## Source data
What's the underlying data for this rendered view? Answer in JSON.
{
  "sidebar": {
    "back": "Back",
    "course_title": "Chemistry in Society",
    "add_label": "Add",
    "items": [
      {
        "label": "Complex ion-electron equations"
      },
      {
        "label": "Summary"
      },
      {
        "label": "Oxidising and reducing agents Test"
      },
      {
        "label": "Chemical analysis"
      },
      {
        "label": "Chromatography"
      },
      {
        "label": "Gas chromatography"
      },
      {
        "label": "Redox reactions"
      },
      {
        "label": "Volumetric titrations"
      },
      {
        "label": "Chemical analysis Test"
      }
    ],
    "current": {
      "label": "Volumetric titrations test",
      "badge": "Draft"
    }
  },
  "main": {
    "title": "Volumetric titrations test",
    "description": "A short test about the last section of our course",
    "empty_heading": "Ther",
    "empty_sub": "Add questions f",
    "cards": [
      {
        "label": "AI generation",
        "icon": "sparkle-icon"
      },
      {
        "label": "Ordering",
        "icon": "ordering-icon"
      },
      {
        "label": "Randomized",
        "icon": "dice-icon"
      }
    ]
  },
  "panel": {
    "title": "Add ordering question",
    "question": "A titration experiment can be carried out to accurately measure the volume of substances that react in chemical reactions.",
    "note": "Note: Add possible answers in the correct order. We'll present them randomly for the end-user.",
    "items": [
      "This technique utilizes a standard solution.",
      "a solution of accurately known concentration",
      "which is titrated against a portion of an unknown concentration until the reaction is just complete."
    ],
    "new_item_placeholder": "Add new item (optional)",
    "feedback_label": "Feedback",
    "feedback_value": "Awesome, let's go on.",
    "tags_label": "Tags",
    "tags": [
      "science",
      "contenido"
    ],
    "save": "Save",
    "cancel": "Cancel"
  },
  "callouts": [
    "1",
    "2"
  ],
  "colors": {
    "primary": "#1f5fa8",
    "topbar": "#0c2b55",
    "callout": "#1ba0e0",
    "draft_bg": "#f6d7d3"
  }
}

## Work to complete
Take every line that includes the string "concentration" and copy it.

## The completed task
      "a solution of accurately known concentration",
      "which is titrated against a portion of an unknown concentration until the reaction is just complete."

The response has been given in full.